* [Instructions for the task] From the records below, give the number of lines that contain the string "золота", without any other text.

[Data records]

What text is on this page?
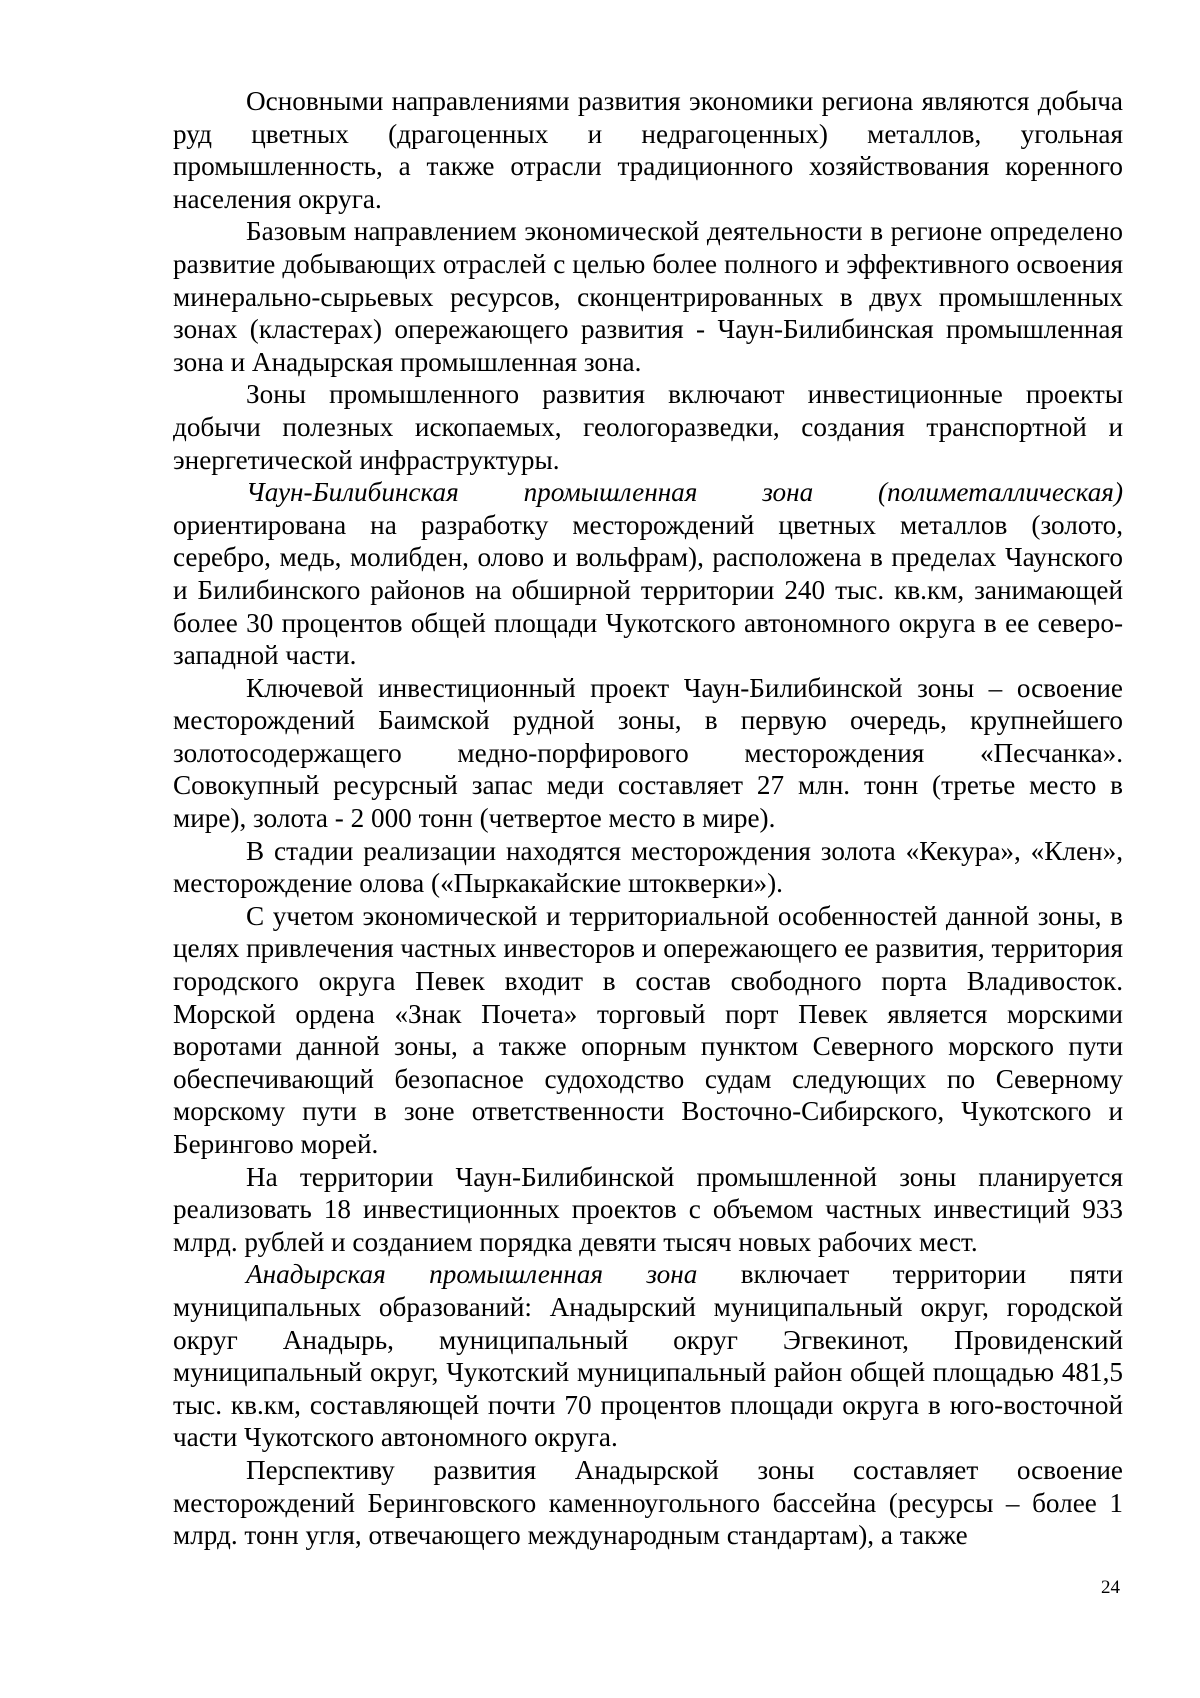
Основными направлениями развития экономики региона являются добыча руд цветных (драгоценных и недрагоценных) металлов, угольная промышленность, а также отрасли традиционного хозяйствования коренного населения округа.

Базовым направлением экономической деятельности в регионе определено развитие добывающих отраслей с целью более полного и эффективного освоения минерально-сырьевых ресурсов, сконцентрированных в двух промышленных зонах (кластерах) опережающего развития - Чаун-Билибинская промышленная зона и Анадырская промышленная зона.

Зоны промышленного развития включают инвестиционные проекты добычи полезных ископаемых, геологоразведки, создания транспортной и энергетической инфраструктуры.

Чаун-Билибинская промышленная зона (полиметаллическая) ориентирована на разработку месторождений цветных металлов (золото, серебро, медь, молибден, олово и вольфрам), расположена в пределах Чаунского и Билибинского районов на обширной территории 240 тыс. кв.км, занимающей более 30 процентов общей площади Чукотского автономного округа в ее северо-западной части.

Ключевой инвестиционный проект Чаун-Билибинской зоны – освоение месторождений Баимской рудной зоны, в первую очередь, крупнейшего золотосодержащего медно-порфирового месторождения «Песчанка». Совокупный ресурсный запас меди составляет 27 млн. тонн (третье место в мире), золота - 2 000 тонн (четвертое место в мире).

В стадии реализации находятся месторождения золота «Кекура», «Клен», месторождение олова («Пыркакайские штокверки»).

С учетом экономической и территориальной особенностей данной зоны, в целях привлечения частных инвесторов и опережающего ее развития, территория городского округа Певек входит в состав свободного порта Владивосток. Морской ордена «Знак Почета» торговый порт Певек является морскими воротами данной зоны, а также опорным пунктом Северного морского пути обеспечивающий безопасное судоходство судам следующих по Северному морскому пути в зоне ответственности Восточно-Сибирского, Чукотского и Берингово морей.

На территории Чаун-Билибинской промышленной зоны планируется реализовать 18 инвестиционных проектов с объемом частных инвестиций 933 млрд. рублей и созданием порядка девяти тысяч новых рабочих мест.

Анадырская промышленная зона включает территории пяти муниципальных образований: Анадырский муниципальный округ, городской округ Анадырь, муниципальный округ Эгвекинот, Провиденский муниципальный округ, Чукотский муниципальный район общей площадью 481,5 тыс. кв.км, составляющей почти 70 процентов площади округа в юго-восточной части Чукотского автономного округа.

Перспективу развития Анадырской зоны составляет освоение месторождений Беринговского каменноугольного бассейна (ресурсы – более 1 млрд. тонн угля, отвечающего международным стандартам), а также

24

* [Written solution] 2